**EXTRACTED ENTRIES:**

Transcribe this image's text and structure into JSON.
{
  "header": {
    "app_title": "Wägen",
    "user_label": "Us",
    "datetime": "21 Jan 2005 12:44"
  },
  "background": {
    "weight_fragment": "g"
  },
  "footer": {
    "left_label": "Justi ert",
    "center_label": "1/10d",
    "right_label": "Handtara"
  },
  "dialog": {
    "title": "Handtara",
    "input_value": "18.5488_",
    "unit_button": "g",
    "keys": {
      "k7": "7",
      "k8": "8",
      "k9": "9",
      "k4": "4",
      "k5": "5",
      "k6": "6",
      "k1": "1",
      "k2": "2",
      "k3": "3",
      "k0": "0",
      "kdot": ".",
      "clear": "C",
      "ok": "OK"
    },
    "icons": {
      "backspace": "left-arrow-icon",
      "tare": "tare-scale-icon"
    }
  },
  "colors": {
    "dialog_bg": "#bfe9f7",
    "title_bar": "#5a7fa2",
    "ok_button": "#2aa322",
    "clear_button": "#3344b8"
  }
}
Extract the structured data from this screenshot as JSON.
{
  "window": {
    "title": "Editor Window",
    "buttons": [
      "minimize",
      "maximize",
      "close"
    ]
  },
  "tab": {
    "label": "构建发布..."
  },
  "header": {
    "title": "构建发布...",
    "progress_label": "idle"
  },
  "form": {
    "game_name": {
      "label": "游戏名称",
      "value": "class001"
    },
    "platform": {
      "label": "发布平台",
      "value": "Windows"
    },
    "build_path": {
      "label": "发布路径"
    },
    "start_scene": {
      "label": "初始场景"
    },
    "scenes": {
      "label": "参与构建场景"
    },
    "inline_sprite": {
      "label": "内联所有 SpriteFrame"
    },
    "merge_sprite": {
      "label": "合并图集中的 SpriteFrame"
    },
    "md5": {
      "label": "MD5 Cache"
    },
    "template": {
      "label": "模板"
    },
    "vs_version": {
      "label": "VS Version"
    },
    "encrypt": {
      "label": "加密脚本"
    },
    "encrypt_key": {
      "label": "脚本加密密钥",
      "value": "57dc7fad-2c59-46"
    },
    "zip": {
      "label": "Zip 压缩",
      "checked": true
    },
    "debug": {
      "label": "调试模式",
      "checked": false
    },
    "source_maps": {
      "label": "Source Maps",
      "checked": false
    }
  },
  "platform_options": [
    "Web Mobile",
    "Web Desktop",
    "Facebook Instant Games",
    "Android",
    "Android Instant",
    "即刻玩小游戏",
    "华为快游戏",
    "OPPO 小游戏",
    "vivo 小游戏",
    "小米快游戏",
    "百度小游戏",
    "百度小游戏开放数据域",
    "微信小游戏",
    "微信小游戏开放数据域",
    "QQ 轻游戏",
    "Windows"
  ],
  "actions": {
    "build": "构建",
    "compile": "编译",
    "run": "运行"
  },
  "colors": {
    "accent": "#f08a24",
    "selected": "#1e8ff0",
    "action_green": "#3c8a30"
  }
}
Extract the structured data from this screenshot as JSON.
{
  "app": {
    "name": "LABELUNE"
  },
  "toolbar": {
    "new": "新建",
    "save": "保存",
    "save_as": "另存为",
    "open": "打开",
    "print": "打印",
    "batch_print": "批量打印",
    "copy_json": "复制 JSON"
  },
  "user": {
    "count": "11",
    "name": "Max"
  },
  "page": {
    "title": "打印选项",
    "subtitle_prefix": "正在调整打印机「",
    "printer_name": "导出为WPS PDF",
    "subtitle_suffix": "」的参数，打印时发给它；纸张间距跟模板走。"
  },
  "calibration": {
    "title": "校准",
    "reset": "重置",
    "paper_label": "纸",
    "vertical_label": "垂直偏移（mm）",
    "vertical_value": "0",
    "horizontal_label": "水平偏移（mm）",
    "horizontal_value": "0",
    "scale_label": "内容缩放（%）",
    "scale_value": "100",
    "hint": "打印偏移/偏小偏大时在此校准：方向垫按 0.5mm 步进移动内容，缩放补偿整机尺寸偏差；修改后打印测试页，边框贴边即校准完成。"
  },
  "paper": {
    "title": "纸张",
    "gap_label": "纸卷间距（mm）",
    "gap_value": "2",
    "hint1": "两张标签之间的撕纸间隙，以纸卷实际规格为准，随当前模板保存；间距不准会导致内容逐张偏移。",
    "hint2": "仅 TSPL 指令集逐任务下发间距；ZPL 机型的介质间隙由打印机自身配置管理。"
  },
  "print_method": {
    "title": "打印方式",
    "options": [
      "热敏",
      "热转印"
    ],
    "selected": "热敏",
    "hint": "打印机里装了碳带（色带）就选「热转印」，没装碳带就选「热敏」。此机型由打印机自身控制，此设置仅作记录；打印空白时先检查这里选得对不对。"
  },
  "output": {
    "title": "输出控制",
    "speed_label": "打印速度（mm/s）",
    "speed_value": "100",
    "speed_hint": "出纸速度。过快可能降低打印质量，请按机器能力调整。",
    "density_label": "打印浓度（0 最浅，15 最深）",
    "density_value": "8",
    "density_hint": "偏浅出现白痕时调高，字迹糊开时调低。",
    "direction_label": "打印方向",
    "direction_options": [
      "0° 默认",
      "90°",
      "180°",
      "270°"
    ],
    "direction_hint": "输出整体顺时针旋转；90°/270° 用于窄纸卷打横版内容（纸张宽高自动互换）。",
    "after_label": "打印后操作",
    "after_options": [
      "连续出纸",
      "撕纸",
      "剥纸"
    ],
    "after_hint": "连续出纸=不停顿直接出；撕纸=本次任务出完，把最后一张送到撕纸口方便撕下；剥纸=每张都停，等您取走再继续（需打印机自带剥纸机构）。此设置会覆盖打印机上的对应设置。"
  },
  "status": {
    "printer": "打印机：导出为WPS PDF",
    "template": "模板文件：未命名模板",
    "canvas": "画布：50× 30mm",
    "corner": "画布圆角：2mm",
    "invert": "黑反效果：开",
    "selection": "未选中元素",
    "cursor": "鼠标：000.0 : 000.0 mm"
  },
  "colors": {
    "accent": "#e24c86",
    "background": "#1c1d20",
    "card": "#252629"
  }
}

**PROBLEM STATEMENT:**
Word for word, extract all the records.

**SOLUTION BELOW:**
Transcribe this image's text and structure into JSON.
{
  "header": {
    "app_title": "Wägen",
    "user_label": "Us",
    "datetime": "21 Jan 2005 12:44"
  },
  "background": {
    "weight_fragment": "g"
  },
  "footer": {
    "left_label": "Justi ert",
    "center_label": "1/10d",
    "right_label": "Handtara"
  },
  "dialog": {
    "title": "Handtara",
    "input_value": "18.5488_",
    "unit_button": "g",
    "keys": {
      "k7": "7",
      "k8": "8",
      "k9": "9",
      "k4": "4",
      "k5": "5",
      "k6": "6",
      "k1": "1",
      "k2": "2",
      "k3": "3",
      "k0": "0",
      "kdot": ".",
      "clear": "C",
      "ok": "OK"
    },
    "icons": {
      "backspace": "left-arrow-icon",
      "tare": "tare-scale-icon"
    }
  },
  "colors": {
    "dialog_bg": "#bfe9f7",
    "title_bar": "#5a7fa2",
    "ok_button": "#2aa322",
    "clear_button": "#3344b8"
  }
}
Extract the structured data from this screenshot as JSON.
{
  "window": {
    "title": "Editor Window",
    "buttons": [
      "minimize",
      "maximize",
      "close"
    ]
  },
  "tab": {
    "label": "构建发布..."
  },
  "header": {
    "title": "构建发布...",
    "progress_label": "idle"
  },
  "form": {
    "game_name": {
      "label": "游戏名称",
      "value": "class001"
    },
    "platform": {
      "label": "发布平台",
      "value": "Windows"
    },
    "build_path": {
      "label": "发布路径"
    },
    "start_scene": {
      "label": "初始场景"
    },
    "scenes": {
      "label": "参与构建场景"
    },
    "inline_sprite": {
      "label": "内联所有 SpriteFrame"
    },
    "merge_sprite": {
      "label": "合并图集中的 SpriteFrame"
    },
    "md5": {
      "label": "MD5 Cache"
    },
    "template": {
      "label": "模板"
    },
    "vs_version": {
      "label": "VS Version"
    },
    "encrypt": {
      "label": "加密脚本"
    },
    "encrypt_key": {
      "label": "脚本加密密钥",
      "value": "57dc7fad-2c59-46"
    },
    "zip": {
      "label": "Zip 压缩",
      "checked": true
    },
    "debug": {
      "label": "调试模式",
      "checked": false
    },
    "source_maps": {
      "label": "Source Maps",
      "checked": false
    }
  },
  "platform_options": [
    "Web Mobile",
    "Web Desktop",
    "Facebook Instant Games",
    "Android",
    "Android Instant",
    "即刻玩小游戏",
    "华为快游戏",
    "OPPO 小游戏",
    "vivo 小游戏",
    "小米快游戏",
    "百度小游戏",
    "百度小游戏开放数据域",
    "微信小游戏",
    "微信小游戏开放数据域",
    "QQ 轻游戏",
    "Windows"
  ],
  "actions": {
    "build": "构建",
    "compile": "编译",
    "run": "运行"
  },
  "colors": {
    "accent": "#f08a24",
    "selected": "#1e8ff0",
    "action_green": "#3c8a30"
  }
}
Extract the structured data from this screenshot as JSON.
{
  "app": {
    "name": "LABELUNE"
  },
  "toolbar": {
    "new": "新建",
    "save": "保存",
    "save_as": "另存为",
    "open": "打开",
    "print": "打印",
    "batch_print": "批量打印",
    "copy_json": "复制 JSON"
  },
  "user": {
    "count": "11",
    "name": "Max"
  },
  "page": {
    "title": "打印选项",
    "subtitle_prefix": "正在调整打印机「",
    "printer_name": "导出为WPS PDF",
    "subtitle_suffix": "」的参数，打印时发给它；纸张间距跟模板走。"
  },
  "calibration": {
    "title": "校准",
    "reset": "重置",
    "paper_label": "纸",
    "vertical_label": "垂直偏移（mm）",
    "vertical_value": "0",
    "horizontal_label": "水平偏移（mm）",
    "horizontal_value": "0",
    "scale_label": "内容缩放（%）",
    "scale_value": "100",
    "hint": "打印偏移/偏小偏大时在此校准：方向垫按 0.5mm 步进移动内容，缩放补偿整机尺寸偏差；修改后打印测试页，边框贴边即校准完成。"
  },
  "paper": {
    "title": "纸张",
    "gap_label": "纸卷间距（mm）",
    "gap_value": "2",
    "hint1": "两张标签之间的撕纸间隙，以纸卷实际规格为准，随当前模板保存；间距不准会导致内容逐张偏移。",
    "hint2": "仅 TSPL 指令集逐任务下发间距；ZPL 机型的介质间隙由打印机自身配置管理。"
  },
  "print_method": {
    "title": "打印方式",
    "options": [
      "热敏",
      "热转印"
    ],
    "selected": "热敏",
    "hint": "打印机里装了碳带（色带）就选「热转印」，没装碳带就选「热敏」。此机型由打印机自身控制，此设置仅作记录；打印空白时先检查这里选得对不对。"
  },
  "output": {
    "title": "输出控制",
    "speed_label": "打印速度（mm/s）",
    "speed_value": "100",
    "speed_hint": "出纸速度。过快可能降低打印质量，请按机器能力调整。",
    "density_label": "打印浓度（0 最浅，15 最深）",
    "density_value": "8",
    "density_hint": "偏浅出现白痕时调高，字迹糊开时调低。",
    "direction_label": "打印方向",
    "direction_options": [
      "0° 默认",
      "90°",
      "180°",
      "270°"
    ],
    "direction_hint": "输出整体顺时针旋转；90°/270° 用于窄纸卷打横版内容（纸张宽高自动互换）。",
    "after_label": "打印后操作",
    "after_options": [
      "连续出纸",
      "撕纸",
      "剥纸"
    ],
    "after_hint": "连续出纸=不停顿直接出；撕纸=本次任务出完，把最后一张送到撕纸口方便撕下；剥纸=每张都停，等您取走再继续（需打印机自带剥纸机构）。此设置会覆盖打印机上的对应设置。"
  },
  "status": {
    "printer": "打印机：导出为WPS PDF",
    "template": "模板文件：未命名模板",
    "canvas": "画布：50× 30mm",
    "corner": "画布圆角：2mm",
    "invert": "黑反效果：开",
    "selection": "未选中元素",
    "cursor": "鼠标：000.0 : 000.0 mm"
  },
  "colors": {
    "accent": "#e24c86",
    "background": "#1c1d20",
    "card": "#252629"
  }
}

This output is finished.